RECORD LIST:

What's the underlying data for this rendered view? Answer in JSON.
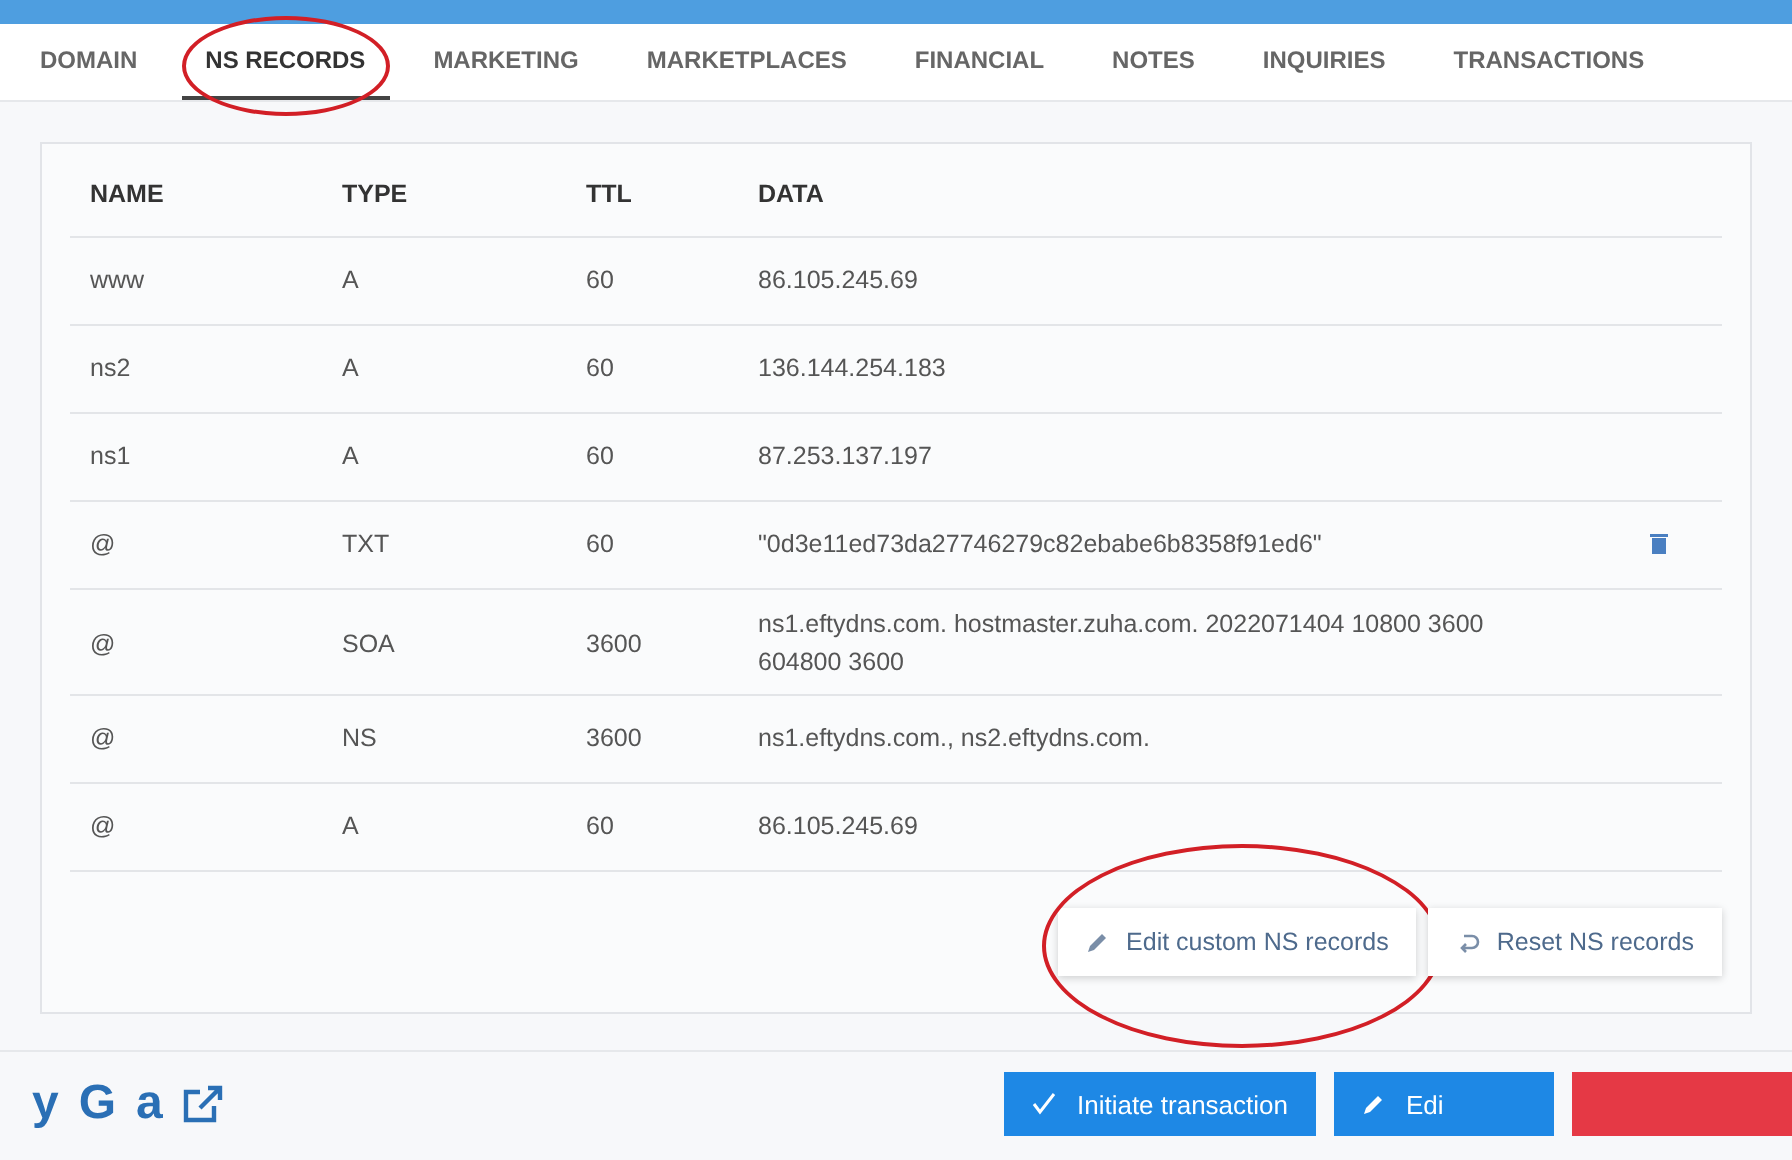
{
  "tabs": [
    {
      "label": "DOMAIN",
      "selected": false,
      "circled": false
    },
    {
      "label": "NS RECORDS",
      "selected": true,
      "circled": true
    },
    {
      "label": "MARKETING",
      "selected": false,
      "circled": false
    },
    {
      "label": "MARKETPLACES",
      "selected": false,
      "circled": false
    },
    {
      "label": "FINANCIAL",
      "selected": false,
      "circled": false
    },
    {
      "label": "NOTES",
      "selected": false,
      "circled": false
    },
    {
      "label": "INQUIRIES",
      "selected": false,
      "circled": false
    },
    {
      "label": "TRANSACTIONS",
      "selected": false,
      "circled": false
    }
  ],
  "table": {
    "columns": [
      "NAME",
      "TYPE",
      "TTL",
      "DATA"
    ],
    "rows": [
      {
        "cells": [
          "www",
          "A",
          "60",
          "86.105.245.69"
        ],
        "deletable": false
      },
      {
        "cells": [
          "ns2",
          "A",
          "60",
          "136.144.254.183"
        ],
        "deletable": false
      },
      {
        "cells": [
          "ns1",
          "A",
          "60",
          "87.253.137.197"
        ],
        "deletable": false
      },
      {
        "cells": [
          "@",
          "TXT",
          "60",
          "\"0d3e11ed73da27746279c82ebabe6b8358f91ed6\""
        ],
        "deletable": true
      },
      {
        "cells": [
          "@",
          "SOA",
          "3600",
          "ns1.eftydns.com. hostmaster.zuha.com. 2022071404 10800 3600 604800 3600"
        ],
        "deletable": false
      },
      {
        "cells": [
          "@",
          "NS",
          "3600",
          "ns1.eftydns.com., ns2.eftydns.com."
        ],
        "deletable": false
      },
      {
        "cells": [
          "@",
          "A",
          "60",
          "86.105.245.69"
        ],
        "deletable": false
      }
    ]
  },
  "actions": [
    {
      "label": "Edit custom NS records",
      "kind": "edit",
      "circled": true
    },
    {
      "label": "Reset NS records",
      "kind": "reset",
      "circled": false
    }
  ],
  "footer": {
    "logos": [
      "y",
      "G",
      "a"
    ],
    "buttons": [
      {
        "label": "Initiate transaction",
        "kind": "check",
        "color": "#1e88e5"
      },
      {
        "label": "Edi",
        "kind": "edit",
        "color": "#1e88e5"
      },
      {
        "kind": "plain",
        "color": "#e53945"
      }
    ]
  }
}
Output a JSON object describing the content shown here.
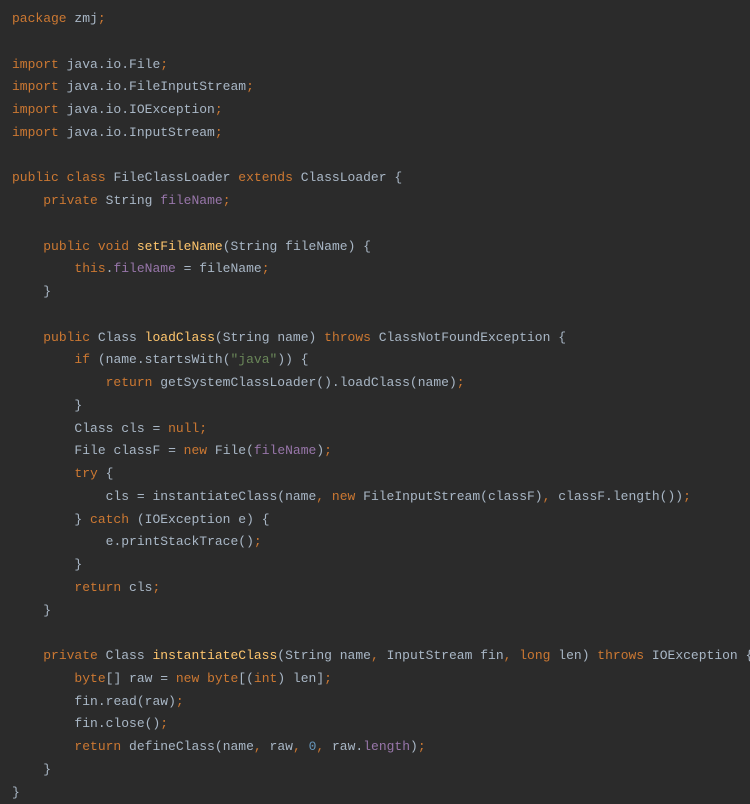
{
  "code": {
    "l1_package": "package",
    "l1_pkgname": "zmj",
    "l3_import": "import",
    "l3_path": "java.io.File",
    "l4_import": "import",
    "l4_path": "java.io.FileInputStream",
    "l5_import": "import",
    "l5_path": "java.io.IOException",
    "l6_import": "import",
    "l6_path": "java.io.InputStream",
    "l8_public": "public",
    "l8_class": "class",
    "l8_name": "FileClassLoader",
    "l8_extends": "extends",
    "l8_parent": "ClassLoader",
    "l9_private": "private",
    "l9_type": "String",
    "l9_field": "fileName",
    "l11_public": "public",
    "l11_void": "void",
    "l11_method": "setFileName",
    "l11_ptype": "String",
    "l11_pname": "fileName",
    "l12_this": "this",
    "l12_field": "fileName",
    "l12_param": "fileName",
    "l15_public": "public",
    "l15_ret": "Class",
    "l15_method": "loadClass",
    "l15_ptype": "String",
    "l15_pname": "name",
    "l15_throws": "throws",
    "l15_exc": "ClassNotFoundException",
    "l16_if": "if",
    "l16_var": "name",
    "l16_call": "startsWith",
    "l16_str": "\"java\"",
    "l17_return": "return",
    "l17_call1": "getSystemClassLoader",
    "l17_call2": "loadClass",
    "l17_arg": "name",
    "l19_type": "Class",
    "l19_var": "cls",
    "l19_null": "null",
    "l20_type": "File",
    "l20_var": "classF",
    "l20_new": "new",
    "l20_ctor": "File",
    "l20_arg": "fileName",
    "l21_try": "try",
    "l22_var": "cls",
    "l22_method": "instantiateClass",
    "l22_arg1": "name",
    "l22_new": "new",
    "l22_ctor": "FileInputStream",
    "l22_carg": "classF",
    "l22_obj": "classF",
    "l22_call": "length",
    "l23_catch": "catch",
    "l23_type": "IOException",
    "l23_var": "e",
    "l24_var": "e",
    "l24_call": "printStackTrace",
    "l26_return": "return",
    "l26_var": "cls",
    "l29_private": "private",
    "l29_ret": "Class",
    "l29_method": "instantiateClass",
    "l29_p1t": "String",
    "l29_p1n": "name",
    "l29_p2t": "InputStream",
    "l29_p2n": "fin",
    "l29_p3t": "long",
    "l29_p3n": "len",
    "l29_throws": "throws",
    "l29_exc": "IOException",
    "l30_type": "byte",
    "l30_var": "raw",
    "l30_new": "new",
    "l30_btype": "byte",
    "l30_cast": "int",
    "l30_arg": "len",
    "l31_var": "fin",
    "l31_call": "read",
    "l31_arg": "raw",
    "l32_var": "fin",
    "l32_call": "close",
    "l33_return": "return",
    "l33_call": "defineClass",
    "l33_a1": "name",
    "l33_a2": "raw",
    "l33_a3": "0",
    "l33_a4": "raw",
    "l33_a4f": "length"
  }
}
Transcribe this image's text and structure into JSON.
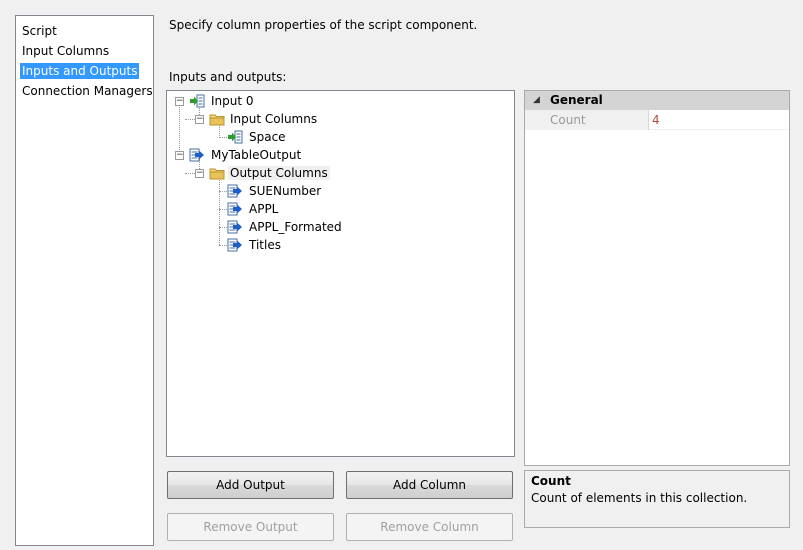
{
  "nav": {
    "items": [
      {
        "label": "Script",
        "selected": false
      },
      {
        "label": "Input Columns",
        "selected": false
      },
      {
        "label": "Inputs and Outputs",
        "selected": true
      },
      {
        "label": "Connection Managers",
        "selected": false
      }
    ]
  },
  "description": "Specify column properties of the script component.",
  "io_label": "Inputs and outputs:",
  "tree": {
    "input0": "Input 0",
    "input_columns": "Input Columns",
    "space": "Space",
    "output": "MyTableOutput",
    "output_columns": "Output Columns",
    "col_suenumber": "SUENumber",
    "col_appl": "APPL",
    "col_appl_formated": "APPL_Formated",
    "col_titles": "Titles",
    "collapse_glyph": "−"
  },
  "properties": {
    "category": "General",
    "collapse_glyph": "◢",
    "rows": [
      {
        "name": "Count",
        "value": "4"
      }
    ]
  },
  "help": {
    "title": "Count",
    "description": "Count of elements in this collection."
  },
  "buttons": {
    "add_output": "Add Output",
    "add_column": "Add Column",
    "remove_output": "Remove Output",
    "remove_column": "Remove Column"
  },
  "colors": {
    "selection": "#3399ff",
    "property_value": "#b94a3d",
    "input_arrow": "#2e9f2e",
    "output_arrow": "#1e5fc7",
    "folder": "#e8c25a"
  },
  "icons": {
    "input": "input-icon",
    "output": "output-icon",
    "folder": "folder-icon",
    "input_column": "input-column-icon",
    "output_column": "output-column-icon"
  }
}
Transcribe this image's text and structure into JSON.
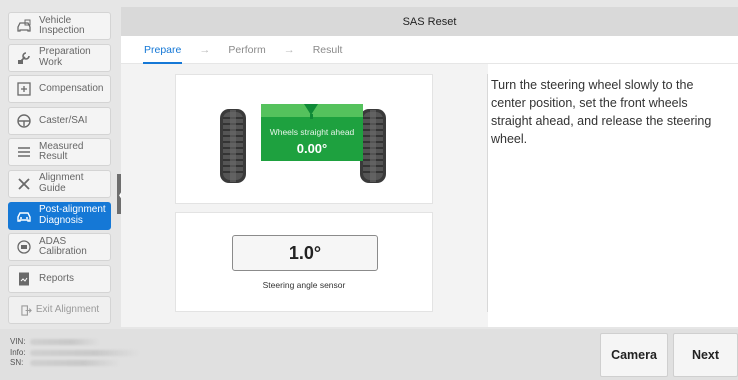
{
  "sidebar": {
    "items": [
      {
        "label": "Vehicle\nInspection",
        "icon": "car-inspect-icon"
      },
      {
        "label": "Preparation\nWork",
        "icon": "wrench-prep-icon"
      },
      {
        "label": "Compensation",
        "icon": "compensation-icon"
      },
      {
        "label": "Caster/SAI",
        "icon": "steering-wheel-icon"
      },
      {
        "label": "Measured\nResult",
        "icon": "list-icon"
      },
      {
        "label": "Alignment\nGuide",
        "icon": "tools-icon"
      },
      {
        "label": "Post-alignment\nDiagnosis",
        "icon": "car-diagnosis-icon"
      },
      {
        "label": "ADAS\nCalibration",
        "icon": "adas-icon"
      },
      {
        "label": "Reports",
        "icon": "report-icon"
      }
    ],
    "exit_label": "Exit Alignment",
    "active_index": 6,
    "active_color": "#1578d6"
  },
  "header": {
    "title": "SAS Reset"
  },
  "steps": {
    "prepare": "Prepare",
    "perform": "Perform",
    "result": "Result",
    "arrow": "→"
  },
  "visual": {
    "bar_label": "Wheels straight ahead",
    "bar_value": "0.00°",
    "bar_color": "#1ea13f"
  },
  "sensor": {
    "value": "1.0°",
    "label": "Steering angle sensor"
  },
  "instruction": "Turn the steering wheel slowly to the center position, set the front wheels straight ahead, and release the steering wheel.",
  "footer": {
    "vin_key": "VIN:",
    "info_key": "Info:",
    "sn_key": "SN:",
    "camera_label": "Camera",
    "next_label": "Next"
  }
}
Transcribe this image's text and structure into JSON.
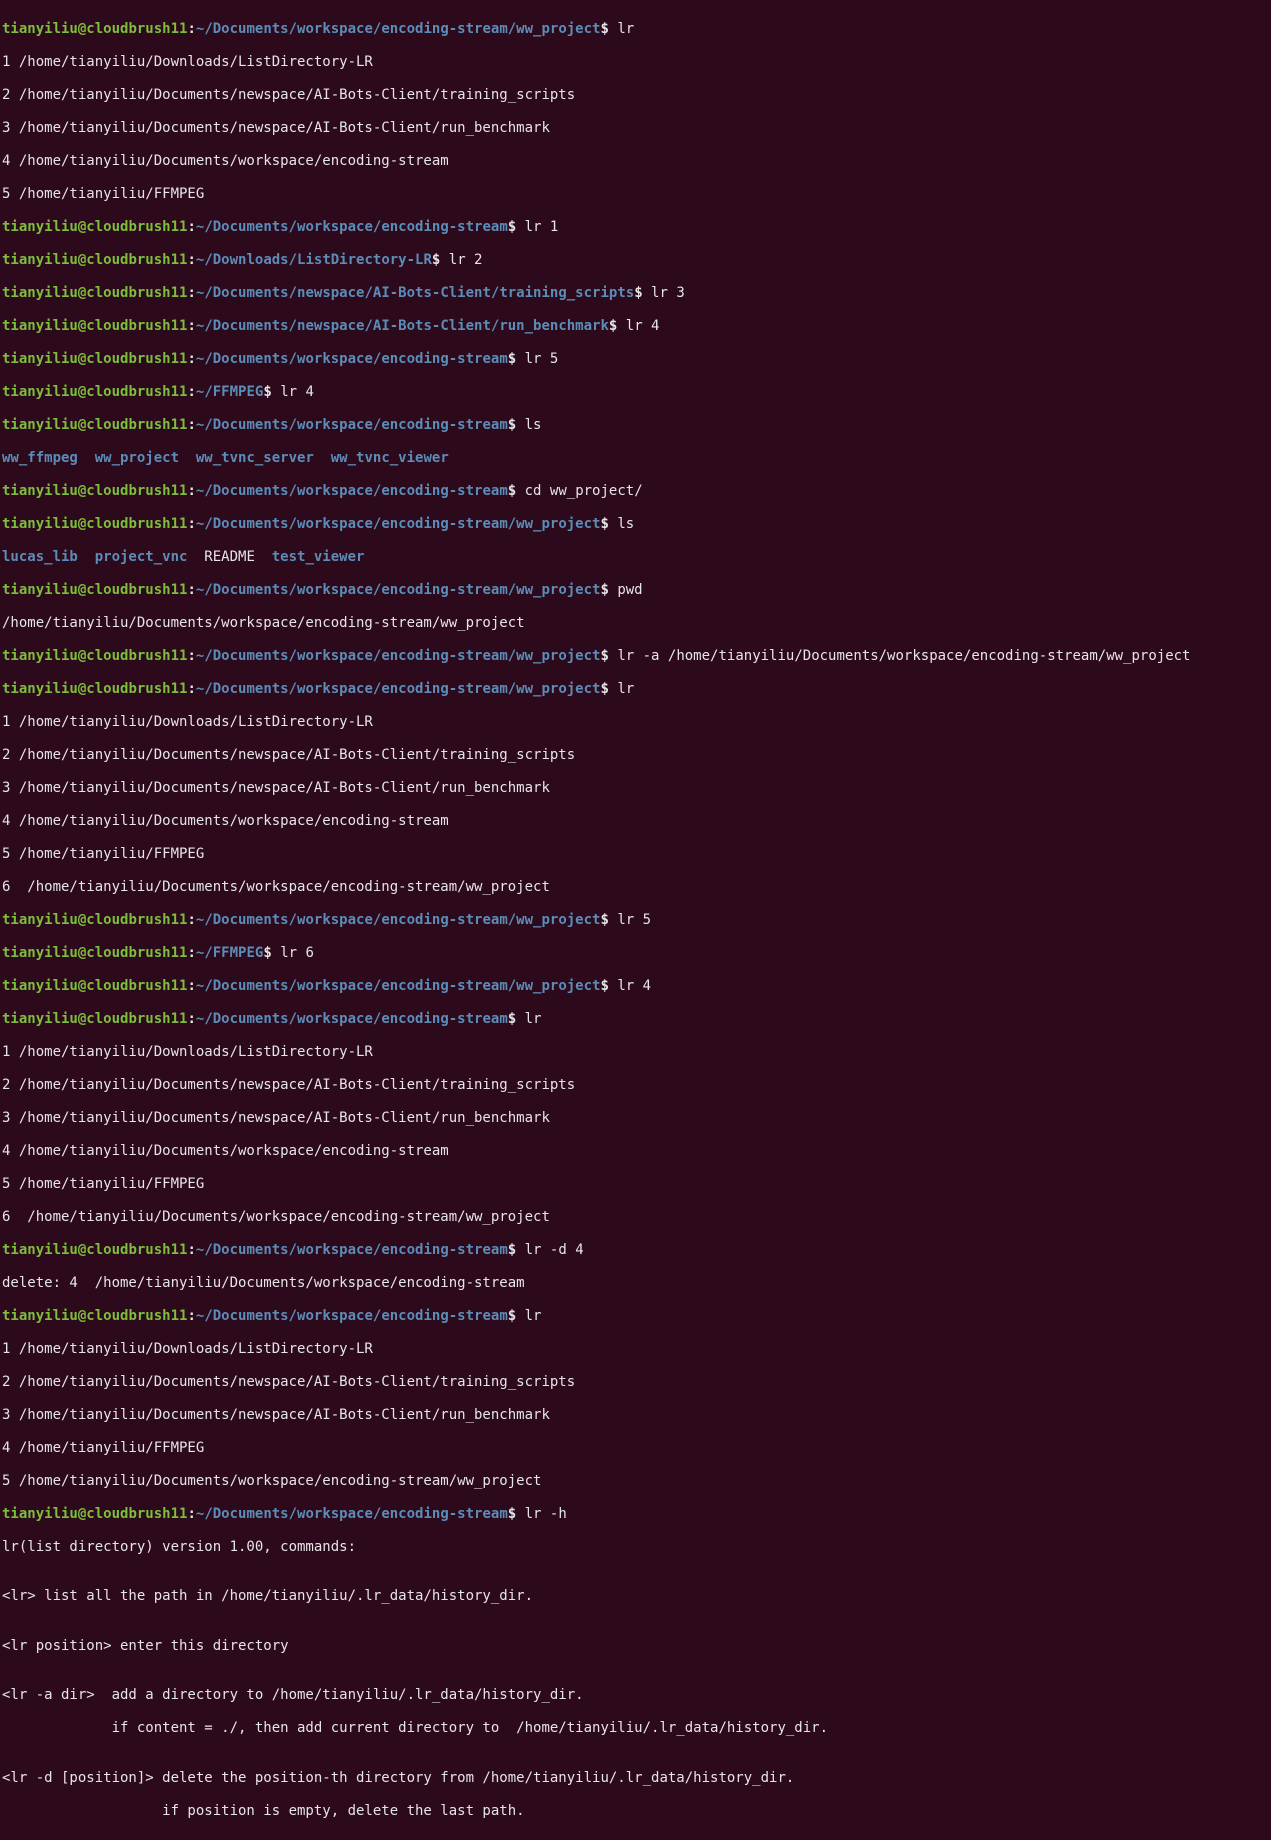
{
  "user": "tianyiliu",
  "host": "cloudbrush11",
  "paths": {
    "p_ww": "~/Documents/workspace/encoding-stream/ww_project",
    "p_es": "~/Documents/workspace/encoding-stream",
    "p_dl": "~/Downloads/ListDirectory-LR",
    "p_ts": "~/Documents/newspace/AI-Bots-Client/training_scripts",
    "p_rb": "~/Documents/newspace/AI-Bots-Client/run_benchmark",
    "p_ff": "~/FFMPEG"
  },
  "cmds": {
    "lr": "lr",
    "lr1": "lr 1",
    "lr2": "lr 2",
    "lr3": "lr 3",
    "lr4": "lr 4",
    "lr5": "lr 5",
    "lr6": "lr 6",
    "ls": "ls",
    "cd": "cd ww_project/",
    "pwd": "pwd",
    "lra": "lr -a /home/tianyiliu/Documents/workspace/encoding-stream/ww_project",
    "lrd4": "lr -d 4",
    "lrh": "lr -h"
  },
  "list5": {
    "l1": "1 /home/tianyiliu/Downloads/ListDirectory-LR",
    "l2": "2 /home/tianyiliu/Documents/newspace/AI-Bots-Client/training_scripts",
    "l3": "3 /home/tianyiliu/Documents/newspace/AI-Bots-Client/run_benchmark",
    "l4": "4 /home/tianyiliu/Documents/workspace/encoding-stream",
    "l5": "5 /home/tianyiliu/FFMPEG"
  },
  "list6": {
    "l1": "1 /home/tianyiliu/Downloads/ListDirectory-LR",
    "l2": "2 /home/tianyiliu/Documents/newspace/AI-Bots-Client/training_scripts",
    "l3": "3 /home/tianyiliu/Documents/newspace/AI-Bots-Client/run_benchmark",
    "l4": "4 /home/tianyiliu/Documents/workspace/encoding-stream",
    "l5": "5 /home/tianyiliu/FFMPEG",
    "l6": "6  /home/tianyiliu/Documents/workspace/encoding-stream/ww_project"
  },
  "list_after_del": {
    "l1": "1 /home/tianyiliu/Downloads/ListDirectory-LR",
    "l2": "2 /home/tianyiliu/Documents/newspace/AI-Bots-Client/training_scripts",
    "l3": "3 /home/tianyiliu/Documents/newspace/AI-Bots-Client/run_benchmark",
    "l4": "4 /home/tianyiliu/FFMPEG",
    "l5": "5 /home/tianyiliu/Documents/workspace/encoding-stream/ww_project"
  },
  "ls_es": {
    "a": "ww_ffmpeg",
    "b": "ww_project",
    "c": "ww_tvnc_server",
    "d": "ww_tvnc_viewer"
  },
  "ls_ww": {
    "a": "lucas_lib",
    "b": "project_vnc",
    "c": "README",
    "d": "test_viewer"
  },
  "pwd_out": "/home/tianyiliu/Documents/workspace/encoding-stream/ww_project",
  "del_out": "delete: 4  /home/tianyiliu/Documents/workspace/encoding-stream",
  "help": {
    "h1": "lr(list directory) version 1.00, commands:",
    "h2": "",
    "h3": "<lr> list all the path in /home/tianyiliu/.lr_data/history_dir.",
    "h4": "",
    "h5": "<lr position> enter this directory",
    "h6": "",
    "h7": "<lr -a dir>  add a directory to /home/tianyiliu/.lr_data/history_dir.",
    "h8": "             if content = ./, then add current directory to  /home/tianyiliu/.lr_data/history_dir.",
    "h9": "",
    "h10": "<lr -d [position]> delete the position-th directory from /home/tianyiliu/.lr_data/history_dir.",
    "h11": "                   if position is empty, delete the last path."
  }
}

OBJECTIVE: Whichever lines contain the string "import", select and copy them.

TASK SOLUTION:
    "l3_import": "import",
    "l4_import": "import",
    "l5_import": "import",
    "l6_import": "import",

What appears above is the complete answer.